## Extracted information

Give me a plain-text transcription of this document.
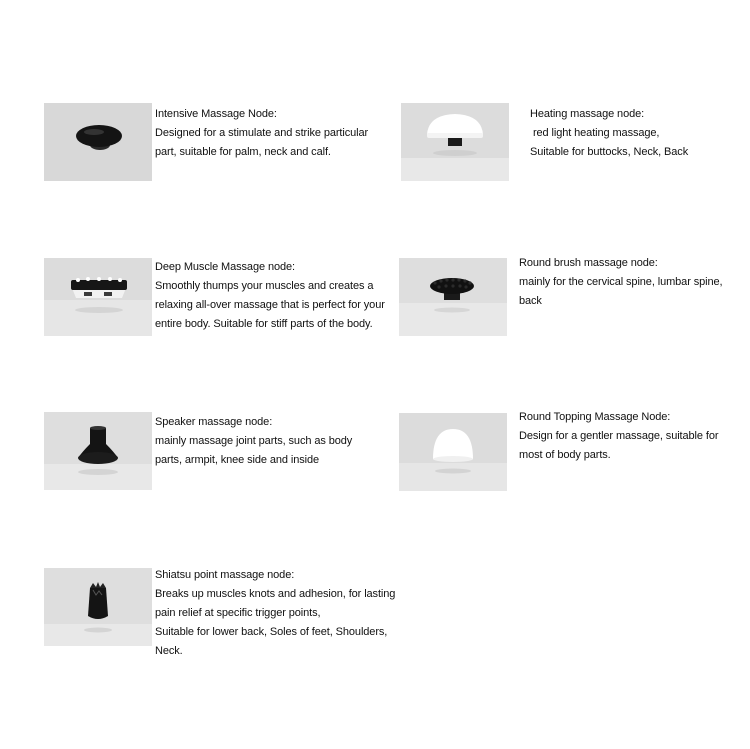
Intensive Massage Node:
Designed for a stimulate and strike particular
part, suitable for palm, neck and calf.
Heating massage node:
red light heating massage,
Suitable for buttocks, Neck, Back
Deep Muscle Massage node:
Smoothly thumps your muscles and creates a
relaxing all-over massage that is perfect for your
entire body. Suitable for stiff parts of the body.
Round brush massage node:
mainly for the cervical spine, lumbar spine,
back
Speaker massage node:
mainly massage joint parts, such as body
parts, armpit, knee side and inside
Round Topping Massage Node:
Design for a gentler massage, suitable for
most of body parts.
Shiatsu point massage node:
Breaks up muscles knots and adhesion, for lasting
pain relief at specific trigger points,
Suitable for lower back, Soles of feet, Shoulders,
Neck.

## Requirement
Reproduce the whole listing above word for word, but not its pictures.

## Response
Give me a plain-text transcription of this document.
Intensive Massage Node:
Designed for a stimulate and strike particular
part, suitable for palm, neck and calf.
Heating massage node:
red light heating massage,
Suitable for buttocks, Neck, Back
Deep Muscle Massage node:
Smoothly thumps your muscles and creates a
relaxing all-over massage that is perfect for your
entire body. Suitable for stiff parts of the body.
Round brush massage node:
mainly for the cervical spine, lumbar spine,
back
Speaker massage node:
mainly massage joint parts, such as body
parts, armpit, knee side and inside
Round Topping Massage Node:
Design for a gentler massage, suitable for
most of body parts.
Shiatsu point massage node:
Breaks up muscles knots and adhesion, for lasting
pain relief at specific trigger points,
Suitable for lower back, Soles of feet, Shoulders,
Neck.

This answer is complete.